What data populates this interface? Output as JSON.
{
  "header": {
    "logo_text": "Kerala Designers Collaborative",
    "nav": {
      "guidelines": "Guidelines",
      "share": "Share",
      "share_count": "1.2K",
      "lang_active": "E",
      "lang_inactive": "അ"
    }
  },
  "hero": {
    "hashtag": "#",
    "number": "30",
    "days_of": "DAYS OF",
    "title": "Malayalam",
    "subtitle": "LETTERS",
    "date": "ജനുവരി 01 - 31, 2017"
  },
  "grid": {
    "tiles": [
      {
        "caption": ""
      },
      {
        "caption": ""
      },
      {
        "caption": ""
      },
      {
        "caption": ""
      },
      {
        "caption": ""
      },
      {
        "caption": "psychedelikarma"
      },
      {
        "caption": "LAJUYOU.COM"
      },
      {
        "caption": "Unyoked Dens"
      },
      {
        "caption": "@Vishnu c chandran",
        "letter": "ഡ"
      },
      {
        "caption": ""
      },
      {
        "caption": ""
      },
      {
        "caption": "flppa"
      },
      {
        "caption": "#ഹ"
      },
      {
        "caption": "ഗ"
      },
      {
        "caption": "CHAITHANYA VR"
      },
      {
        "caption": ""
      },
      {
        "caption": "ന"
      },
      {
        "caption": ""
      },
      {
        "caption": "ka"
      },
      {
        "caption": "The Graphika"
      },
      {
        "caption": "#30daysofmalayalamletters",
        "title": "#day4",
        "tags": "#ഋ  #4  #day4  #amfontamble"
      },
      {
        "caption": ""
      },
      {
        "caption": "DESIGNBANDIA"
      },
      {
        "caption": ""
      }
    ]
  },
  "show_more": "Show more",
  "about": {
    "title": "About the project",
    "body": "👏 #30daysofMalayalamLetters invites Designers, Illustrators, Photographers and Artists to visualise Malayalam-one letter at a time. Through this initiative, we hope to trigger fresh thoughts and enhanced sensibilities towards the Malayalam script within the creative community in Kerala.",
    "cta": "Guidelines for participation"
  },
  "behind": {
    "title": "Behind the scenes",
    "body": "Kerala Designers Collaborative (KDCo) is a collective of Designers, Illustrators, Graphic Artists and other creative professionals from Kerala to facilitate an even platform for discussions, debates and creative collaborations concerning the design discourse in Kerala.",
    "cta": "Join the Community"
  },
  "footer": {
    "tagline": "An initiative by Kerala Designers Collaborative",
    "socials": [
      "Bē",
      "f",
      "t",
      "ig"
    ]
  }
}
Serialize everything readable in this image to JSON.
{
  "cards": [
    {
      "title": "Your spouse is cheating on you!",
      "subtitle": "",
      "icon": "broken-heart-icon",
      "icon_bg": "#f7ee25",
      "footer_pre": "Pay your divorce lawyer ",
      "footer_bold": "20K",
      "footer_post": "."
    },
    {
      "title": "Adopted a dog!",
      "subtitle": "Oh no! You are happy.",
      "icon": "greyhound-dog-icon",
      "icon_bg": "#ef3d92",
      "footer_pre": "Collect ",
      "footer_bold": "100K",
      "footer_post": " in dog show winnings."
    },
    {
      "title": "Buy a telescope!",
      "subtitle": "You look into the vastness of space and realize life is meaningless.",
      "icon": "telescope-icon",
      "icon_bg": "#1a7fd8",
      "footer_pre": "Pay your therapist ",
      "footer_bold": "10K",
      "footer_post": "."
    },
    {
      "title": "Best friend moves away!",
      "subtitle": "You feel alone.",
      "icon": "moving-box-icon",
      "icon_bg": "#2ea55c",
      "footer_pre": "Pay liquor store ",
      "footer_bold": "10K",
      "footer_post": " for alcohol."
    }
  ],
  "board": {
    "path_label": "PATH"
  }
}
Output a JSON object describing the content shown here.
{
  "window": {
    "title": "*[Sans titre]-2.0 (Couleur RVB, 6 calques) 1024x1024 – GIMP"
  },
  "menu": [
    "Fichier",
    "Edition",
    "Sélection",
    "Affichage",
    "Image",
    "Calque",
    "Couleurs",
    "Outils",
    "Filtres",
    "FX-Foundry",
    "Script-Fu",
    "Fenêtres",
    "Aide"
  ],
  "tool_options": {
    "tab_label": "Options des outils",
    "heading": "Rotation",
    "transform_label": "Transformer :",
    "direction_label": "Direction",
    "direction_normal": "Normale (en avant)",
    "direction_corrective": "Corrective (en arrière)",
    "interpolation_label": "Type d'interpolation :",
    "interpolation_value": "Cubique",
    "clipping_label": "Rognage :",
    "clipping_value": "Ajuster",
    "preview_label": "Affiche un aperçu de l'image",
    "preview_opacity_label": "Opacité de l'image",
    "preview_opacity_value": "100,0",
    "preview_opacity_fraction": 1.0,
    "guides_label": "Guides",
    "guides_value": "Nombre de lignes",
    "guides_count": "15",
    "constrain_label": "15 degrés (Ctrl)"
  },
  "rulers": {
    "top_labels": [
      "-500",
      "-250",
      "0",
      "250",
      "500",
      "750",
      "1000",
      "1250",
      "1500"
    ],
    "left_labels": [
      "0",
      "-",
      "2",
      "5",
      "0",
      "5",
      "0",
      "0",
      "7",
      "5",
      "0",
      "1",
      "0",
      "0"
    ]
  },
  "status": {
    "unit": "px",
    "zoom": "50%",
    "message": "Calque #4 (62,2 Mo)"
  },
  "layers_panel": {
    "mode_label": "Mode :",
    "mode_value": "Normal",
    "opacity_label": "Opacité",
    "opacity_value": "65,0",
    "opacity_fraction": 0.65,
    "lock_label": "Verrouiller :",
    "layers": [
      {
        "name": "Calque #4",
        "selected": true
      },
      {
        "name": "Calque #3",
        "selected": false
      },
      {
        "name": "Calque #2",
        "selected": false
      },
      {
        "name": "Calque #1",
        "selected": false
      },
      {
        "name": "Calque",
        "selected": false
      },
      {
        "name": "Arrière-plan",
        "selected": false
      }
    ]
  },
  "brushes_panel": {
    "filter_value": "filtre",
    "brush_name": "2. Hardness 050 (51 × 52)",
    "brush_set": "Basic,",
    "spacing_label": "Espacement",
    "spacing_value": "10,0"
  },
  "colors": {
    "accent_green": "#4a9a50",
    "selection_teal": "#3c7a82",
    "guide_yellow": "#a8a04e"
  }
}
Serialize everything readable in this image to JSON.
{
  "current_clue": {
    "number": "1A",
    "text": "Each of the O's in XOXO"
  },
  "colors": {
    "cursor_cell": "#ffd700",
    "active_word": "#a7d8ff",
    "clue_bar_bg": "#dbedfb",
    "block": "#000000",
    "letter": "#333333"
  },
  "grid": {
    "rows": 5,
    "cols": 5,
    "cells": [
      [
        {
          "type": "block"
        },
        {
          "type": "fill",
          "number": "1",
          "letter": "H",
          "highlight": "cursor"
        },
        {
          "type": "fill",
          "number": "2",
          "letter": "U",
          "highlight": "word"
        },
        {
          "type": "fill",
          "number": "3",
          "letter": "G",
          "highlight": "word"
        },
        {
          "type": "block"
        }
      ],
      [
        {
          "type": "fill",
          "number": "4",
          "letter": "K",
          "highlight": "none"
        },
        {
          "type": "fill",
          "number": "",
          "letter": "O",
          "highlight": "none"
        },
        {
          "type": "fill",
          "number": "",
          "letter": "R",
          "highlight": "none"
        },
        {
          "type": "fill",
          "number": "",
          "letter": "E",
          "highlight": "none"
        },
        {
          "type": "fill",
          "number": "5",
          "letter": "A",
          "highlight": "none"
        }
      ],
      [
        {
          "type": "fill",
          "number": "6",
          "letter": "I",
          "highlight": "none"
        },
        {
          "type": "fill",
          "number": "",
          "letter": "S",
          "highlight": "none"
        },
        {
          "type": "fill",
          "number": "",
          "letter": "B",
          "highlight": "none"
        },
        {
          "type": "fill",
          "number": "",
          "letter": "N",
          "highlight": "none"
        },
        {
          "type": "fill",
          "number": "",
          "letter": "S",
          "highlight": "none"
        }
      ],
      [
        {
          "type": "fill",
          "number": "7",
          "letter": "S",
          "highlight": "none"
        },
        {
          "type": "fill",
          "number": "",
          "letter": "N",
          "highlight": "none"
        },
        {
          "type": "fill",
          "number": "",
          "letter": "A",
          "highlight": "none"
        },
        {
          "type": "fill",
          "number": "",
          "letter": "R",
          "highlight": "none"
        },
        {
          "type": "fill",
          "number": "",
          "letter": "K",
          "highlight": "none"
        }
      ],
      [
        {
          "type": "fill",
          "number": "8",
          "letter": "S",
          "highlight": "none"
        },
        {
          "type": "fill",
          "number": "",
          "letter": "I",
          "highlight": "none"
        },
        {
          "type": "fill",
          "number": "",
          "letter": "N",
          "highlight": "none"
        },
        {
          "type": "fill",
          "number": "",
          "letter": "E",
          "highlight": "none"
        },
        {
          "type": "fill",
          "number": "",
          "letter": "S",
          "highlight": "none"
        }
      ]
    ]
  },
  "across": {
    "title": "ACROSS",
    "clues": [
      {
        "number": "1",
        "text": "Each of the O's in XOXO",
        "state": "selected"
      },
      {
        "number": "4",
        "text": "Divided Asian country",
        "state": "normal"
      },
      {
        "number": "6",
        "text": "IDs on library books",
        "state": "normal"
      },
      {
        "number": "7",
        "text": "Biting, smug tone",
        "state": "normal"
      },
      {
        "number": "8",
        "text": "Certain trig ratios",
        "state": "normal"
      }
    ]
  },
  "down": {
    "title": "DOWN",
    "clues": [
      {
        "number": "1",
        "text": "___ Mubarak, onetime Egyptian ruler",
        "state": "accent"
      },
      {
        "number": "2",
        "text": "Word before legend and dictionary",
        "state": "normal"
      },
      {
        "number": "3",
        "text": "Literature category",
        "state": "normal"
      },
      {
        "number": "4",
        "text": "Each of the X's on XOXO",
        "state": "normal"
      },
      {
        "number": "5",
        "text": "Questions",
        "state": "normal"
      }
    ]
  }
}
- - - - - - -
» **TASK DIRECTIONS**:
Locate the word "Guidelines" in the entries, and copy every line where it is found.

» **WRITTEN SOLUTION**:
      "guidelines": "Guidelines",
    "cta": "Guidelines for participation"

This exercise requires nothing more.